> **Do this**: Search the material and gather each line with "JSON" in it.

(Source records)
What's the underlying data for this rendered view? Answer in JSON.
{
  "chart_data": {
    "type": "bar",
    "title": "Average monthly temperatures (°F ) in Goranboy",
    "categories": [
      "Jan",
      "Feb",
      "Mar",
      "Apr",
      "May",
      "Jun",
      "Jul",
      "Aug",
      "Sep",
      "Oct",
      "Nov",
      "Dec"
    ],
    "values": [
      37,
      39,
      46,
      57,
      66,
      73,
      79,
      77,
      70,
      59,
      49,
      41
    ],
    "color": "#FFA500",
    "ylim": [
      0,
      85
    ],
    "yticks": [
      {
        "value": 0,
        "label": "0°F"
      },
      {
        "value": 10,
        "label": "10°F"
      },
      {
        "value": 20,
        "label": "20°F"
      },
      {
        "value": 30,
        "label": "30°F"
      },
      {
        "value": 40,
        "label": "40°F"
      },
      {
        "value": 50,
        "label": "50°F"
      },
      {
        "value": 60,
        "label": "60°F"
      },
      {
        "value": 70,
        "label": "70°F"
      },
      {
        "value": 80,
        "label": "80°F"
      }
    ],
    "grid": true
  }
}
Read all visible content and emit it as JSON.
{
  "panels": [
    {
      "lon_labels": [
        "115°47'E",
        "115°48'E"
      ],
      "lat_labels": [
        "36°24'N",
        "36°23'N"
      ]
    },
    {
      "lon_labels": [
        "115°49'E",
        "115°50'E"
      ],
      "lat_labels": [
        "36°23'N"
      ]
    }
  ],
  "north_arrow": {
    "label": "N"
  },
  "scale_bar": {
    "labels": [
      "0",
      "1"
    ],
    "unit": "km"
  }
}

* * *

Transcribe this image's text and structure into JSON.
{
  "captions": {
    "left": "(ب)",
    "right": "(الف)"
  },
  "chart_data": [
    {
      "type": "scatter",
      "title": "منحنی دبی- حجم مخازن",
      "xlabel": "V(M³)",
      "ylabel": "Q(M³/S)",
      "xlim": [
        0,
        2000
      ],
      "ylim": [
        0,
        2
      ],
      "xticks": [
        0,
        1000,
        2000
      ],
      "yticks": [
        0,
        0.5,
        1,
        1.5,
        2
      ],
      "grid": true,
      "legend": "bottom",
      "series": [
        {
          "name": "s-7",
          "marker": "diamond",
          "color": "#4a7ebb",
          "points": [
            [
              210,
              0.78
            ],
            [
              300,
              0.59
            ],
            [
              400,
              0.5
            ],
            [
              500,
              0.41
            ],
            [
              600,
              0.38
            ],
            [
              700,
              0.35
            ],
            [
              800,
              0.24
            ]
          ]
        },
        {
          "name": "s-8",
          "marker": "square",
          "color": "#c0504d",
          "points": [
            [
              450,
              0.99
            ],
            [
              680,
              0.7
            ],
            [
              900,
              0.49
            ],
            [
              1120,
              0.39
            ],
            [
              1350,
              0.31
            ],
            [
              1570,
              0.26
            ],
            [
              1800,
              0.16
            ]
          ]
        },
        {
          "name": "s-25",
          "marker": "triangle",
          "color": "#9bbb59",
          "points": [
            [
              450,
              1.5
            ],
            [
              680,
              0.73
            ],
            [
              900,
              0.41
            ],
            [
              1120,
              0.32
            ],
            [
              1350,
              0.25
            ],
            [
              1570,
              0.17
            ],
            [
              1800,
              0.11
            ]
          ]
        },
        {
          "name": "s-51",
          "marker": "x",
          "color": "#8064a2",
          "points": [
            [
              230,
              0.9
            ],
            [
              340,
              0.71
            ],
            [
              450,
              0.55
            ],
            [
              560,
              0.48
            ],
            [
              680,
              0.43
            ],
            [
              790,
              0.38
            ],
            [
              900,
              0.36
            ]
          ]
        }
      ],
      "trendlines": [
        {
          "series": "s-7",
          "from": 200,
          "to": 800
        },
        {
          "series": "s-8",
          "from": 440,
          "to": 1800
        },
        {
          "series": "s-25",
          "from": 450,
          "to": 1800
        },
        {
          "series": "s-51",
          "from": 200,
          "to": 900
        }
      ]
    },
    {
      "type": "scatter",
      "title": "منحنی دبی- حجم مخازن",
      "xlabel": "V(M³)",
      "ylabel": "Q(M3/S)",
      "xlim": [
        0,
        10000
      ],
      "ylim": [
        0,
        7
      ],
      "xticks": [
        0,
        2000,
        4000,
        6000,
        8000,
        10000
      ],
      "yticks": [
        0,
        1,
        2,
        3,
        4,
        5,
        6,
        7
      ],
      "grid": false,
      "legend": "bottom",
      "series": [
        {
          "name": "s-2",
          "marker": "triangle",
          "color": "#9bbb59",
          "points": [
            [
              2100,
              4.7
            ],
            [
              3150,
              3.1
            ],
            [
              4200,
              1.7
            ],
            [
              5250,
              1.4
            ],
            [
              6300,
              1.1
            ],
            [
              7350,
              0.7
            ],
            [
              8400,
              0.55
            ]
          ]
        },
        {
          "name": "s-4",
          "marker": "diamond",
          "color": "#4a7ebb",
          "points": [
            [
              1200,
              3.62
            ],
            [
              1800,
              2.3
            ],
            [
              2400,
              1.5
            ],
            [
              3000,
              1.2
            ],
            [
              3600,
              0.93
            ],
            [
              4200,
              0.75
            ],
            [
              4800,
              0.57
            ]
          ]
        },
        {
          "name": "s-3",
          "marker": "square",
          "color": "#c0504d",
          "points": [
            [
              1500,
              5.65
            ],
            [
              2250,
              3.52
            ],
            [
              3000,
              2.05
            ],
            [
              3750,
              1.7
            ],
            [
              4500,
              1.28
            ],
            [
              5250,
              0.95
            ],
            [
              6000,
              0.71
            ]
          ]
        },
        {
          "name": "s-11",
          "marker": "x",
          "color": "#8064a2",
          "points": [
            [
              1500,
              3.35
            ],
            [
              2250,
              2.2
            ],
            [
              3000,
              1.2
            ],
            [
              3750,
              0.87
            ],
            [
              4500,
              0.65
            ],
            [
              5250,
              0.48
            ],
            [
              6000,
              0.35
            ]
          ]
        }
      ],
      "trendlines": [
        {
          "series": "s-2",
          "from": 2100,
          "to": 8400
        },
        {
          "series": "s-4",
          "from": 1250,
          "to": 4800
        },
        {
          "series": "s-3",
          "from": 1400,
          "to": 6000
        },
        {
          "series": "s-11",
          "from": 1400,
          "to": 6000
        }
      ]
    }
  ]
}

> **Result**:
What's the underlying data for this rendered view? Answer in JSON.
Read all visible content and emit it as JSON.
Transcribe this image's text and structure into JSON.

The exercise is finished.